• 課題:
宇都宮氏についての本文では、宇都宮頼綱は園城寺の再建に尽力した功で、どの国の守護に任じられたか。

• 本文:
---*---
宇都宮氏 (Utsunomiya clan)

宇都宮(うつのみや)氏は日本の氏族。
摂家藤原北家藤原道兼流を称する大族。
下毛野氏、中原氏の流れを汲むともいわれる。

出自

藤原氏一族の藤原北家の藤原道兼の曾孫を称する藤原宗円が、源頼義、源義家の奥州安倍氏 (奥州)討伐(前九年の役)での功により宇都宮(現・栃木県宇都宮市宇都宮二荒山神社の別称)別当職に任じられ、宗円の孫の宇都宮朝綱から苗字(名字)として宇都宮氏を名のる。
しかし『宇都宮市史』や『姓氏家系大辞典』では、宗円を藤原道兼の子孫とするのは後世の仮冒で、宇都宮氏は中原氏の出、あるいは古代の毛野氏の後裔と想定している。

宇都宮氏嫡流(下野)

宇都宮氏は下野国が本貫であったため、各地の庶家に対してしばしば下野宇都宮氏といわれることもある。
下野国一之宮名神大社であった宇都宮二荒山神社座主および日光別当職等を務め、紀氏清原氏両党を率い22代・500年に亘って下野国、さらには日本国土の治安維持を司った名家。
国司や守護も歴任し、現在では戦国大名とも評されている。

源頼朝をして「関東一の弓取り」と言わしめた宇都宮朝綱は第3代宇都宮氏当主である。
また第5代宇都宮頼綱(藤原頼綱)は武人で奥州藤原氏討伐にも功績があったが、鎌倉幕府から謀反の嫌疑をかけられた。
これを機に法然に帰依して出家。
実信房蓮生と号して京に隠棲して宇都宮歌壇を確立した。
京都嵯峨野の小倉山麓の庵に住まい、その襖色紙には親交があった藤原定家によって選じられた首歌が書かれている。
これが小倉百人一首の起源として伝統文化に受け継がれている。
浄土宗を信仰した頼綱は、京常盤、桐生市、宇都宮市に念仏堂を建立し、現在もそれぞれ入逢山西方寺 (京都市右京区)、梅田山西方寺 (桐生市)、芳宮山清巌寺に受け継がれている。
頼綱は幕府から許された後の1215年には園城寺(現在の三井寺)再建に尽力し、その功によって伊予国守護に任じられた(1220年頃~1235年頃)。

鎌倉時代中期、第8代宇都宮貞綱は元寇の際、鎌倉幕府による討伐軍の総大将として九州に赴き、これに勝利すると鎌倉幕府引付衆に任じられた。
貞綱は亡母の13回忌に全国的にも珍しい巨大清巌寺鉄塔婆を奉納した(宇都宮市清巌寺蔵:国の重要文化財)と言われている。

鎌倉時代後期に河内国で楠木正成らが挙兵すると、第9代宇都宮公綱は討伐軍に参加するが、幕府滅亡後に後醍醐天皇の建武の新政がはじまると雑訴決断所を務める。
足利尊氏が鎌倉で新政から離反した後も公綱は南朝方として動いたが、子の10代宇都宮氏綱は足利氏に属した。
---*---
• 提供資料:
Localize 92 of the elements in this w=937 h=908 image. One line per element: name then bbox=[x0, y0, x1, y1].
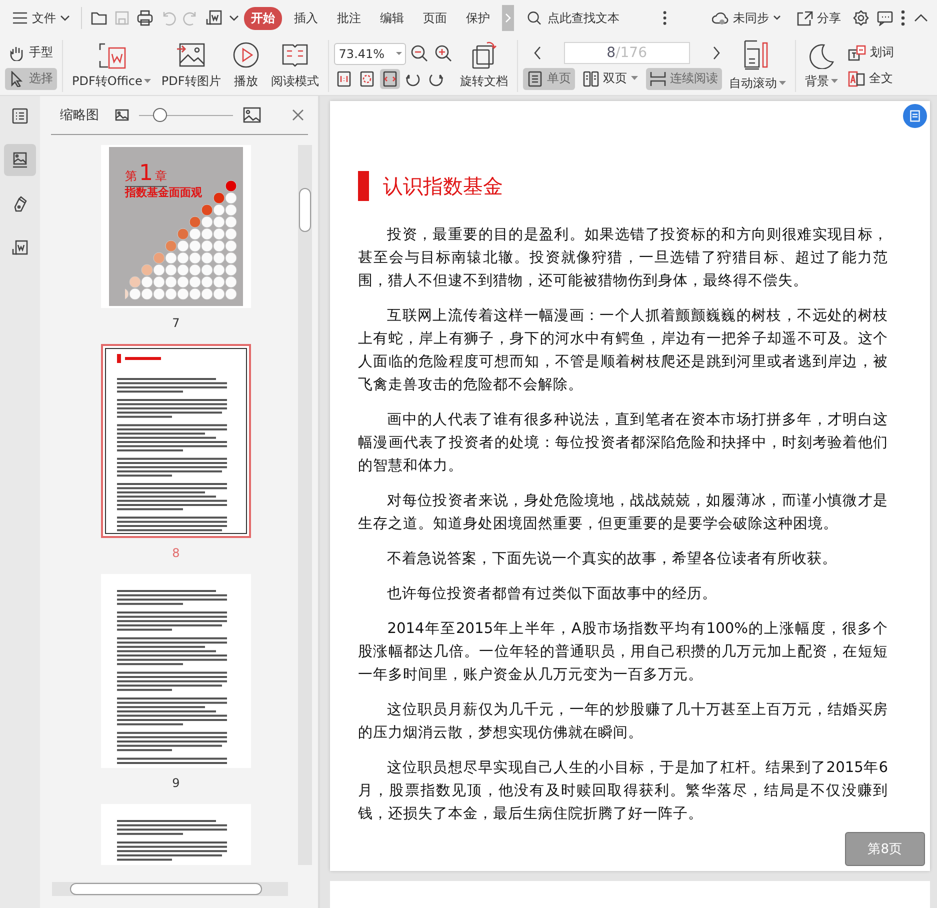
---*---
• 出力全文:
伊予国の守護に任じられた。